---------- DATA SUPPLIED
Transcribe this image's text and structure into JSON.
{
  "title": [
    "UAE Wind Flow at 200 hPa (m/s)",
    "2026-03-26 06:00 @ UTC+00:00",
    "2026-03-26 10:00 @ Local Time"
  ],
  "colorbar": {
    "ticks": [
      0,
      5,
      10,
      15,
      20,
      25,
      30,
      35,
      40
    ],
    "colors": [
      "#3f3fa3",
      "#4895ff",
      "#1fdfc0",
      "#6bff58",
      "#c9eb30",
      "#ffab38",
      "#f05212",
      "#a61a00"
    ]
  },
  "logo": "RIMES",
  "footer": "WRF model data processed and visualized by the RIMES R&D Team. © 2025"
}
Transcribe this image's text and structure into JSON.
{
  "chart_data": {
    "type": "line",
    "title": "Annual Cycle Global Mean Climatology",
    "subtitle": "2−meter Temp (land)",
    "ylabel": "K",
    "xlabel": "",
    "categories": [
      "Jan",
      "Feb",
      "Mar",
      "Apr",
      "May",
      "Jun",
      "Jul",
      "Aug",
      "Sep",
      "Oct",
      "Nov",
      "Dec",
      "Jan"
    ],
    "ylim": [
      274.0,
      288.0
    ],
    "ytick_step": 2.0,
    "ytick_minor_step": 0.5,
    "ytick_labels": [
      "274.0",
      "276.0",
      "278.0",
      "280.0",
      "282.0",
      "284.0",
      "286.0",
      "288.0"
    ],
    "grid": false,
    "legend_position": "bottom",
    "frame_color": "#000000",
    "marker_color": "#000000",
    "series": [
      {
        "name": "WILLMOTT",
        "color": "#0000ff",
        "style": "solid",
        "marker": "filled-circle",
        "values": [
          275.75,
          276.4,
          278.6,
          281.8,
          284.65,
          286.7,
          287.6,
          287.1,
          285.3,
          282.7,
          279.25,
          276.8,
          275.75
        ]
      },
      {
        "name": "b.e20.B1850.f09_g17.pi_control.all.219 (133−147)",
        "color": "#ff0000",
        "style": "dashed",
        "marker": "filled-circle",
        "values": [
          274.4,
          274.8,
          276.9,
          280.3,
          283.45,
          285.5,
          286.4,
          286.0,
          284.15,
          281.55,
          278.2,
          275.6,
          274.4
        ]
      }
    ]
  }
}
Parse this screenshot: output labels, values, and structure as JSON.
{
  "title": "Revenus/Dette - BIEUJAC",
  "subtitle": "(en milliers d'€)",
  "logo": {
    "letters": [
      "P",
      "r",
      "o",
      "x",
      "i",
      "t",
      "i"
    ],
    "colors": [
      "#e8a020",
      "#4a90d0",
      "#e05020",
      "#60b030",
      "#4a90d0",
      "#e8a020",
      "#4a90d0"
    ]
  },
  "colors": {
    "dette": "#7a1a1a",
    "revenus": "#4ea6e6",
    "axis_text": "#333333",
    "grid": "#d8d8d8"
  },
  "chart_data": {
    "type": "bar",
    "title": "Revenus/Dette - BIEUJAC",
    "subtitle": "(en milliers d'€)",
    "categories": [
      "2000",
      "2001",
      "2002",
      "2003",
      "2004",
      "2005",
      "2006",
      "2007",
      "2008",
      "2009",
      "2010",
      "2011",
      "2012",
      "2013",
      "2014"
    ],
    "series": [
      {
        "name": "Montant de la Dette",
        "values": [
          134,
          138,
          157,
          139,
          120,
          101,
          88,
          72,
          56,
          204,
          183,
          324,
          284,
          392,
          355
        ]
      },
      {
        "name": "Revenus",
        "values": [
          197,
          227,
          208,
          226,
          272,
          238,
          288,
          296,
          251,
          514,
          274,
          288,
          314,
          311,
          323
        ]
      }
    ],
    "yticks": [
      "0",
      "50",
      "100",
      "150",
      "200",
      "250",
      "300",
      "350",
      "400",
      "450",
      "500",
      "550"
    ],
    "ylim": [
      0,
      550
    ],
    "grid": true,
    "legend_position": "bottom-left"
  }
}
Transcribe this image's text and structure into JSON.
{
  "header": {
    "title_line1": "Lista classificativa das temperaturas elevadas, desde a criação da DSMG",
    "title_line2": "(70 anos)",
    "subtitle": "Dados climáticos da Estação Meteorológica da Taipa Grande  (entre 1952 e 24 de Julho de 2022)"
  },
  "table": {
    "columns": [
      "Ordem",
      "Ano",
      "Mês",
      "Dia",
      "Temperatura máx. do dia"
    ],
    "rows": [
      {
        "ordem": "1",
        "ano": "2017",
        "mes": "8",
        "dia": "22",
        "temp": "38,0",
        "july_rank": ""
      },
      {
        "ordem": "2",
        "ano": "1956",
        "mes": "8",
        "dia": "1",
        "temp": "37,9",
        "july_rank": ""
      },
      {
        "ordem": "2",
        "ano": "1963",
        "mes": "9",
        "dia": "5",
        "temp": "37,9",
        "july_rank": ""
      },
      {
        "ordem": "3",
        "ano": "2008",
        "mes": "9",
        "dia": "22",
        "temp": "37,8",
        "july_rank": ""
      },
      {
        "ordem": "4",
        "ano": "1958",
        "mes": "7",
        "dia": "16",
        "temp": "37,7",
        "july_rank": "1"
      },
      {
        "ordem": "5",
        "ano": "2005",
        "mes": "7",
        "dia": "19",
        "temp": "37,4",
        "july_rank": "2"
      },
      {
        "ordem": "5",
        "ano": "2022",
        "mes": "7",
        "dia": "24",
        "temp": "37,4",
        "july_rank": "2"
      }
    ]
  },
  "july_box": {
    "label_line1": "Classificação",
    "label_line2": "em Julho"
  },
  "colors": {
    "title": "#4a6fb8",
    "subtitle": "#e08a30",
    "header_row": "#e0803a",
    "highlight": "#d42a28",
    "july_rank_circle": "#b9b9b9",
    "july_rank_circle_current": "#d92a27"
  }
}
--------------------
> EXERCISE BRIEF
Print all of the data exactly as it was given.

> OUTPUT FOR THIS TASK
Transcribe this image's text and structure into JSON.
{
  "title": [
    "UAE Wind Flow at 200 hPa (m/s)",
    "2026-03-26 06:00 @ UTC+00:00",
    "2026-03-26 10:00 @ Local Time"
  ],
  "colorbar": {
    "ticks": [
      0,
      5,
      10,
      15,
      20,
      25,
      30,
      35,
      40
    ],
    "colors": [
      "#3f3fa3",
      "#4895ff",
      "#1fdfc0",
      "#6bff58",
      "#c9eb30",
      "#ffab38",
      "#f05212",
      "#a61a00"
    ]
  },
  "logo": "RIMES",
  "footer": "WRF model data processed and visualized by the RIMES R&D Team. © 2025"
}
Transcribe this image's text and structure into JSON.
{
  "chart_data": {
    "type": "line",
    "title": "Annual Cycle Global Mean Climatology",
    "subtitle": "2−meter Temp (land)",
    "ylabel": "K",
    "xlabel": "",
    "categories": [
      "Jan",
      "Feb",
      "Mar",
      "Apr",
      "May",
      "Jun",
      "Jul",
      "Aug",
      "Sep",
      "Oct",
      "Nov",
      "Dec",
      "Jan"
    ],
    "ylim": [
      274.0,
      288.0
    ],
    "ytick_step": 2.0,
    "ytick_minor_step": 0.5,
    "ytick_labels": [
      "274.0",
      "276.0",
      "278.0",
      "280.0",
      "282.0",
      "284.0",
      "286.0",
      "288.0"
    ],
    "grid": false,
    "legend_position": "bottom",
    "frame_color": "#000000",
    "marker_color": "#000000",
    "series": [
      {
        "name": "WILLMOTT",
        "color": "#0000ff",
        "style": "solid",
        "marker": "filled-circle",
        "values": [
          275.75,
          276.4,
          278.6,
          281.8,
          284.65,
          286.7,
          287.6,
          287.1,
          285.3,
          282.7,
          279.25,
          276.8,
          275.75
        ]
      },
      {
        "name": "b.e20.B1850.f09_g17.pi_control.all.219 (133−147)",
        "color": "#ff0000",
        "style": "dashed",
        "marker": "filled-circle",
        "values": [
          274.4,
          274.8,
          276.9,
          280.3,
          283.45,
          285.5,
          286.4,
          286.0,
          284.15,
          281.55,
          278.2,
          275.6,
          274.4
        ]
      }
    ]
  }
}
Parse this screenshot: output labels, values, and structure as JSON.
{
  "title": "Revenus/Dette - BIEUJAC",
  "subtitle": "(en milliers d'€)",
  "logo": {
    "letters": [
      "P",
      "r",
      "o",
      "x",
      "i",
      "t",
      "i"
    ],
    "colors": [
      "#e8a020",
      "#4a90d0",
      "#e05020",
      "#60b030",
      "#4a90d0",
      "#e8a020",
      "#4a90d0"
    ]
  },
  "colors": {
    "dette": "#7a1a1a",
    "revenus": "#4ea6e6",
    "axis_text": "#333333",
    "grid": "#d8d8d8"
  },
  "chart_data": {
    "type": "bar",
    "title": "Revenus/Dette - BIEUJAC",
    "subtitle": "(en milliers d'€)",
    "categories": [
      "2000",
      "2001",
      "2002",
      "2003",
      "2004",
      "2005",
      "2006",
      "2007",
      "2008",
      "2009",
      "2010",
      "2011",
      "2012",
      "2013",
      "2014"
    ],
    "series": [
      {
        "name": "Montant de la Dette",
        "values": [
          134,
          138,
          157,
          139,
          120,
          101,
          88,
          72,
          56,
          204,
          183,
          324,
          284,
          392,
          355
        ]
      },
      {
        "name": "Revenus",
        "values": [
          197,
          227,
          208,
          226,
          272,
          238,
          288,
          296,
          251,
          514,
          274,
          288,
          314,
          311,
          323
        ]
      }
    ],
    "yticks": [
      "0",
      "50",
      "100",
      "150",
      "200",
      "250",
      "300",
      "350",
      "400",
      "450",
      "500",
      "550"
    ],
    "ylim": [
      0,
      550
    ],
    "grid": true,
    "legend_position": "bottom-left"
  }
}
Transcribe this image's text and structure into JSON.
{
  "header": {
    "title_line1": "Lista classificativa das temperaturas elevadas, desde a criação da DSMG",
    "title_line2": "(70 anos)",
    "subtitle": "Dados climáticos da Estação Meteorológica da Taipa Grande  (entre 1952 e 24 de Julho de 2022)"
  },
  "table": {
    "columns": [
      "Ordem",
      "Ano",
      "Mês",
      "Dia",
      "Temperatura máx. do dia"
    ],
    "rows": [
      {
        "ordem": "1",
        "ano": "2017",
        "mes": "8",
        "dia": "22",
        "temp": "38,0",
        "july_rank": ""
      },
      {
        "ordem": "2",
        "ano": "1956",
        "mes": "8",
        "dia": "1",
        "temp": "37,9",
        "july_rank": ""
      },
      {
        "ordem": "2",
        "ano": "1963",
        "mes": "9",
        "dia": "5",
        "temp": "37,9",
        "july_rank": ""
      },
      {
        "ordem": "3",
        "ano": "2008",
        "mes": "9",
        "dia": "22",
        "temp": "37,8",
        "july_rank": ""
      },
      {
        "ordem": "4",
        "ano": "1958",
        "mes": "7",
        "dia": "16",
        "temp": "37,7",
        "july_rank": "1"
      },
      {
        "ordem": "5",
        "ano": "2005",
        "mes": "7",
        "dia": "19",
        "temp": "37,4",
        "july_rank": "2"
      },
      {
        "ordem": "5",
        "ano": "2022",
        "mes": "7",
        "dia": "24",
        "temp": "37,4",
        "july_rank": "2"
      }
    ]
  },
  "july_box": {
    "label_line1": "Classificação",
    "label_line2": "em Julho"
  },
  "colors": {
    "title": "#4a6fb8",
    "subtitle": "#e08a30",
    "header_row": "#e0803a",
    "highlight": "#d42a28",
    "july_rank_circle": "#b9b9b9",
    "july_rank_circle_current": "#d92a27"
  }
}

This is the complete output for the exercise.